### Problems to solve
#1 Answer these questions using the article on Cassette Store Day:
(a) On which Saturday in April does Record Store Day take place each year?
(b) On what date is the first annual Cassette Store Day?
(c) In what year does the writer say many young hipster music geeks were born?
#2 Write out the passage from the article on Cassette Store Day starting at "Cassette Store Day is" and ending at "for music nerds.", substituting "Thanksgiving" for "Christmas".

### Given passage

Cassette Store Day is the Dumbest Thing Ever

Record Store Day is quite possibly one of the greatest things young music fans have ever come up with. Every third Saturday in April, music fans around the world flock to real deal music stores and purchase sweet, beautiful vinyl records from all of their favorite musicians. There are exclusives, reissues, special releases, and there are just old marked down records for fans to cherish. It's like Christmas, but for music nerds.

Somewhere along the way, though, we fucked up. Fans lost track of the fact that Record Store Day was invented for two reasons: records are awesome - well preserved vinyl sounds marginally better than digital recordings - and independent music stores need our support to stay in business due to competition from major retailers and online markets.

From that fuck up, somebody decided that what the real point of Record Store Day -- what the point of the whole "vinyl revival" was -- was to celebrate the kitschy pleasure of owning antiquated technology, i.e. they turned it into hipster bullshit. Enter Cassette Store Day, the dumbest thing ever.

Here's the deal: September 7th is the first annual Cassette Store Day to celebrate the revival of cassettes as a media format by, well, hipsters. Big name indie bands like Animal Collective, At the Drive-In, Guided by Voices, and the Flaming Lips are participating and releasing special editions of their albums on cassette.

The problem with this is that cassette tapes are garbage, plain and simple. Maybe it's the fact that many young hipster music geeks were born in 1995, and they just don't remember what it was like to deal with these things, but I remember, and it sucked.

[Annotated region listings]
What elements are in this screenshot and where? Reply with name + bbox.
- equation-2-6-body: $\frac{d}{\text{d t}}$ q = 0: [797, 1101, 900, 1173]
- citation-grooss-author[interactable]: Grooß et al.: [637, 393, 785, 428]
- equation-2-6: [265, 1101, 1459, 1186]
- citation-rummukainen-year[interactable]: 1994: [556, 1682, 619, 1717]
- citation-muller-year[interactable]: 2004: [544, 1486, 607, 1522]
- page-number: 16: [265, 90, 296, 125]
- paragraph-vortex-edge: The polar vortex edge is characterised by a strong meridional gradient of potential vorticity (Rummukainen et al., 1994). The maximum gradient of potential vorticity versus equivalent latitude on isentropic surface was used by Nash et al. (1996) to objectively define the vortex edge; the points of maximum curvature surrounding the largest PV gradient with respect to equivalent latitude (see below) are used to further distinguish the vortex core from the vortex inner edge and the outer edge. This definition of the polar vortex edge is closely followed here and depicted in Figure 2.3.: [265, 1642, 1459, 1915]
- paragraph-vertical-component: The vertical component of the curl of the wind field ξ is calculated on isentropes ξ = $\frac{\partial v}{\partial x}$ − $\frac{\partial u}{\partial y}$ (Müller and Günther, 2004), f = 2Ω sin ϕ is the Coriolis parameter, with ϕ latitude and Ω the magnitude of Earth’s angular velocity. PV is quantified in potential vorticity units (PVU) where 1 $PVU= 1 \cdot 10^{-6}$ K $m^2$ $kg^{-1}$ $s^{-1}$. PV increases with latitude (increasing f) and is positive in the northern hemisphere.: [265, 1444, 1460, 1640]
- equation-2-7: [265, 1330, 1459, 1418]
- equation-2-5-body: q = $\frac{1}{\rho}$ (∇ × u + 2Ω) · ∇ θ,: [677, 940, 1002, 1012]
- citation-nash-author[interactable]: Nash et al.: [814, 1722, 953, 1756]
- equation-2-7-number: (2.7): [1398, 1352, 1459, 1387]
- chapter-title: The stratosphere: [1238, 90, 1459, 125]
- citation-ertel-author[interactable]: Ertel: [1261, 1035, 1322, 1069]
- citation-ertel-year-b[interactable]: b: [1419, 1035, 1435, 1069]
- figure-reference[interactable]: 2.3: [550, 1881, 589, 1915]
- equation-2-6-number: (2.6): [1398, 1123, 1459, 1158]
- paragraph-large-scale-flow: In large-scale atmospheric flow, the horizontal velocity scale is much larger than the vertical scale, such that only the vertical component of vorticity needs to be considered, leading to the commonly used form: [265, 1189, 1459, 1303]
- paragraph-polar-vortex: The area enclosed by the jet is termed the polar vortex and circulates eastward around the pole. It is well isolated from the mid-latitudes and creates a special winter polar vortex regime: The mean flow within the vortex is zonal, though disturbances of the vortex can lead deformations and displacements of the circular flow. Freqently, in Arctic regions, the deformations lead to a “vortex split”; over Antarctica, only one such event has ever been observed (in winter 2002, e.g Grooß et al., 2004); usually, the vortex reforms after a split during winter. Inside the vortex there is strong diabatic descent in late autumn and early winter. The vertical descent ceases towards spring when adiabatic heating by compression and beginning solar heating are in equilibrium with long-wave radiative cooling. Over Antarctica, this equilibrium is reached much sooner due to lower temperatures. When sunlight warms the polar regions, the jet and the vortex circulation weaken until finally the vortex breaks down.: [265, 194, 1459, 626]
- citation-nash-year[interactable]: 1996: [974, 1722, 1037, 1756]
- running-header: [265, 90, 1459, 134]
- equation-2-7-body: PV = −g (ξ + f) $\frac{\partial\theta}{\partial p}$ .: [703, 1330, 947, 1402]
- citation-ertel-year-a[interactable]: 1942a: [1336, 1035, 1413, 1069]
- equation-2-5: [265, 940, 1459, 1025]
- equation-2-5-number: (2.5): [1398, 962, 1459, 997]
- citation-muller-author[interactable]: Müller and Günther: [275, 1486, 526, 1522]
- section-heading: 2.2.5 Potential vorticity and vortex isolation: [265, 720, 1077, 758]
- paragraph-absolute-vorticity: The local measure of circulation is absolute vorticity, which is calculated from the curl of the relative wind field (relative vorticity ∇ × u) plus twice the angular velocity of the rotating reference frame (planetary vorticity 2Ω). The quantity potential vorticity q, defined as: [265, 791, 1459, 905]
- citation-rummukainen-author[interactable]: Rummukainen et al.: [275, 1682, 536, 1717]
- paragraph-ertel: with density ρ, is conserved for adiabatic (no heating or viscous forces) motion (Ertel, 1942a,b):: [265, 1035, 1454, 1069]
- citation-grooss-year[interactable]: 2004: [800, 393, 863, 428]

### Responses for each task
#1
(a) The third Saturday in April.
(b) September 7th.
(c) 1995.

#2
Cassette Store Day is the Dumbest Thing Ever

Record Store Day is quite possibly one of the greatest things young music fans have ever come up with. Every third Saturday in April, music fans around the world flock to real deal music stores and purchase sweet, beautiful vinyl records from all of their favorite musicians. There are exclusives, reissues, special releases, and there are just old marked down records for fans to cherish. It's like Thanksgiving, but for music nerds.